» TASK BRIEF
Write out the material exactly, without any of its pictures.

(Dataset records)
· · · · · · ·

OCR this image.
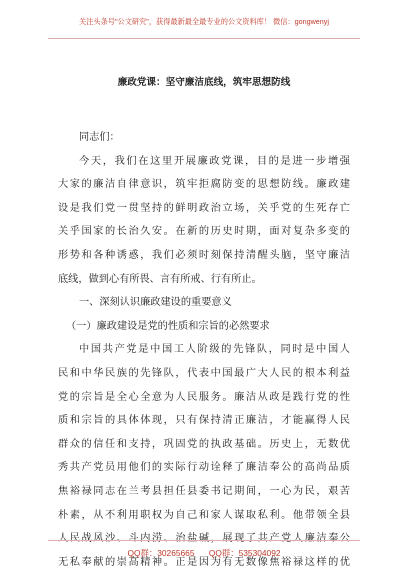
关注头条号"公文研究"，获得最新最全最专业的公文资料库！ 微信：gongwenyj
廉政党课：坚守廉洁底线，筑牢思想防线
同志们：
今天，我们在这里开展廉政党课，目的是进一步增强
大家的廉洁自律意识，筑牢拒腐防变的思想防线。廉政建
设是我们党一贯坚持的鲜明政治立场，关乎党的生死存亡
关乎国家的长治久安。在新的历史时期，面对复杂多变的
形势和各种诱惑，我们必须时刻保持清醒头脑，坚守廉洁
底线，做到心有所畏、言有所戒、行有所止。
一、深刻认识廉政建设的重要意义
（一）廉政建设是党的性质和宗旨的必然要求
中国共产党是中国工人阶级的先锋队，同时是中国人
民和中华民族的先锋队，代表中国最广大人民的根本利益
党的宗旨是全心全意为人民服务。廉洁从政是践行党的性
质和宗旨的具体体现，只有保持清正廉洁，才能赢得人民
群众的信任和支持，巩固党的执政基础。历史上，无数优
秀共产党员用他们的实际行动诠释了廉洁奉公的高尚品质
焦裕禄同志在兰考县担任县委书记期间，一心为民，艰苦
朴素，从不利用职权为自己和家人谋取私利。他带领全县
人民战风沙、斗内涝、治盐碱，展现了共产党人廉洁奉公
无私奉献的崇高精神。正是因为有无数像焦裕禄这样的优
QQ群：30265665 QQ群：535304092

· · · · · · ·

» IN RESPONSE
OCR this image.
关注头条号"公文研究"，获得最新最全最专业的公文资料库！ 微信：gongwenyj
廉政党课：坚守廉洁底线，筑牢思想防线
同志们：
今天，我们在这里开展廉政党课，目的是进一步增强
大家的廉洁自律意识，筑牢拒腐防变的思想防线。廉政建
设是我们党一贯坚持的鲜明政治立场，关乎党的生死存亡
关乎国家的长治久安。在新的历史时期，面对复杂多变的
形势和各种诱惑，我们必须时刻保持清醒头脑，坚守廉洁
底线，做到心有所畏、言有所戒、行有所止。
一、深刻认识廉政建设的重要意义
（一）廉政建设是党的性质和宗旨的必然要求
中国共产党是中国工人阶级的先锋队，同时是中国人
民和中华民族的先锋队，代表中国最广大人民的根本利益
党的宗旨是全心全意为人民服务。廉洁从政是践行党的性
质和宗旨的具体体现，只有保持清正廉洁，才能赢得人民
群众的信任和支持，巩固党的执政基础。历史上，无数优
秀共产党员用他们的实际行动诠释了廉洁奉公的高尚品质
焦裕禄同志在兰考县担任县委书记期间，一心为民，艰苦
朴素，从不利用职权为自己和家人谋取私利。他带领全县
人民战风沙、斗内涝、治盐碱，展现了共产党人廉洁奉公
无私奉献的崇高精神。正是因为有无数像焦裕禄这样的优
QQ群：30265665 QQ群：535304092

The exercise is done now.